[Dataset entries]
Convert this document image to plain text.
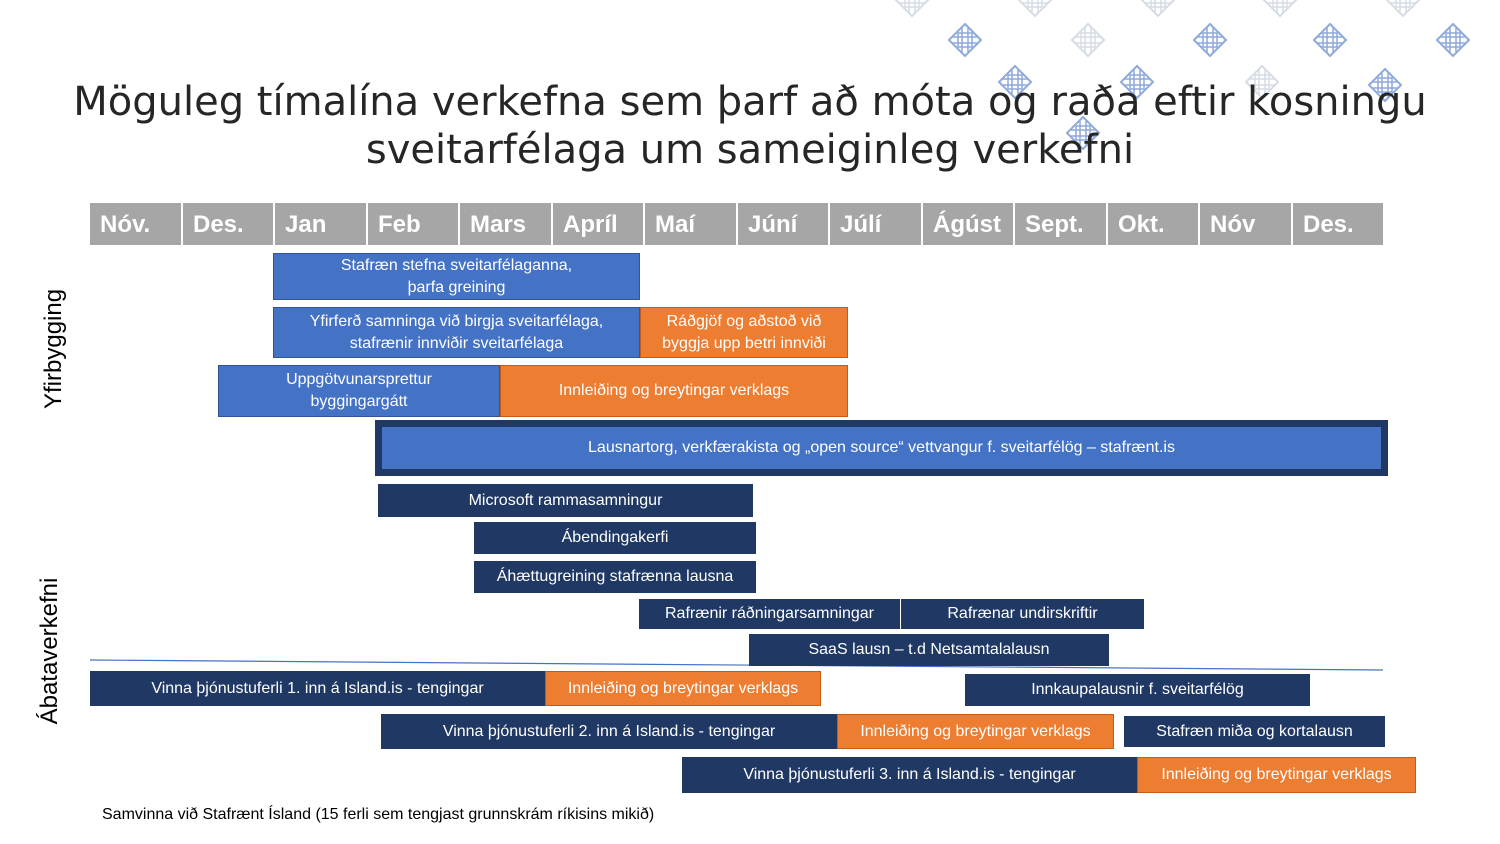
Möguleg tímalína verkefna sem þarf að móta og raða eftir kosningu
sveitarfélaga um sameiginleg verkefni
Nóv.	Des.	Jan	Feb	Mars	Apríl	Maí	Júní	Júlí	Ágúst	Sept.	Okt.	Nóv	Des.
Yfirbygging
Ábataverkefni
Stafræn stefna sveitarfélaganna,
þarfa greining
Yfirferð samninga við birgja sveitarfélaga,
stafrænir innviðir sveitarfélaga
Ráðgjöf og aðstoð við
byggja upp betri innviði
Uppgötvunarsprettur
byggingargátt
Innleiðing og breytingar verklags
Lausnartorg, verkfærakista og „open source“ vettvangur f. sveitarfélög – stafrænt.is
Microsoft rammasamningur
Ábendingakerfi
Áhættugreining stafrænna lausna
Rafrænir ráðningarsamningar	Rafrænar undirskriftir
SaaS lausn – t.d Netsamtalalausn
Vinna þjónustuferli 1. inn á Island.is - tengingar	Innleiðing og breytingar verklags	Innkaupalausnir f. sveitarfélög
Vinna þjónustuferli 2. inn á Island.is - tengingar	Innleiðing og breytingar verklags	Stafræn miða og kortalausn
Vinna þjónustuferli 3. inn á Island.is - tengingar	Innleiðing og breytingar verklags
Samvinna við Stafrænt Ísland (15 ferli sem tengjast grunnskrám ríkisins mikið)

TO BE DONE. Exclude the pictures. Write out the remaining data exactly.

RESPONSE.
Convert this document image to plain text.
Möguleg tímalína verkefna sem þarf að móta og raða eftir kosningu
sveitarfélaga um sameiginleg verkefni
Nóv.	Des.	Jan	Feb	Mars	Apríl	Maí	Júní	Júlí	Ágúst	Sept.	Okt.	Nóv	Des.
Yfirbygging
Ábataverkefni
Stafræn stefna sveitarfélaganna,
þarfa greining
Yfirferð samninga við birgja sveitarfélaga,
stafrænir innviðir sveitarfélaga
Ráðgjöf og aðstoð við
byggja upp betri innviði
Uppgötvunarsprettur
byggingargátt
Innleiðing og breytingar verklags
Lausnartorg, verkfærakista og „open source“ vettvangur f. sveitarfélög – stafrænt.is
Microsoft rammasamningur
Ábendingakerfi
Áhættugreining stafrænna lausna
Rafrænir ráðningarsamningar	Rafrænar undirskriftir
SaaS lausn – t.d Netsamtalalausn
Vinna þjónustuferli 1. inn á Island.is - tengingar	Innleiðing og breytingar verklags	Innkaupalausnir f. sveitarfélög
Vinna þjónustuferli 2. inn á Island.is - tengingar	Innleiðing og breytingar verklags	Stafræn miða og kortalausn
Vinna þjónustuferli 3. inn á Island.is - tengingar	Innleiðing og breytingar verklags
Samvinna við Stafrænt Ísland (15 ferli sem tengjast grunnskrám ríkisins mikið)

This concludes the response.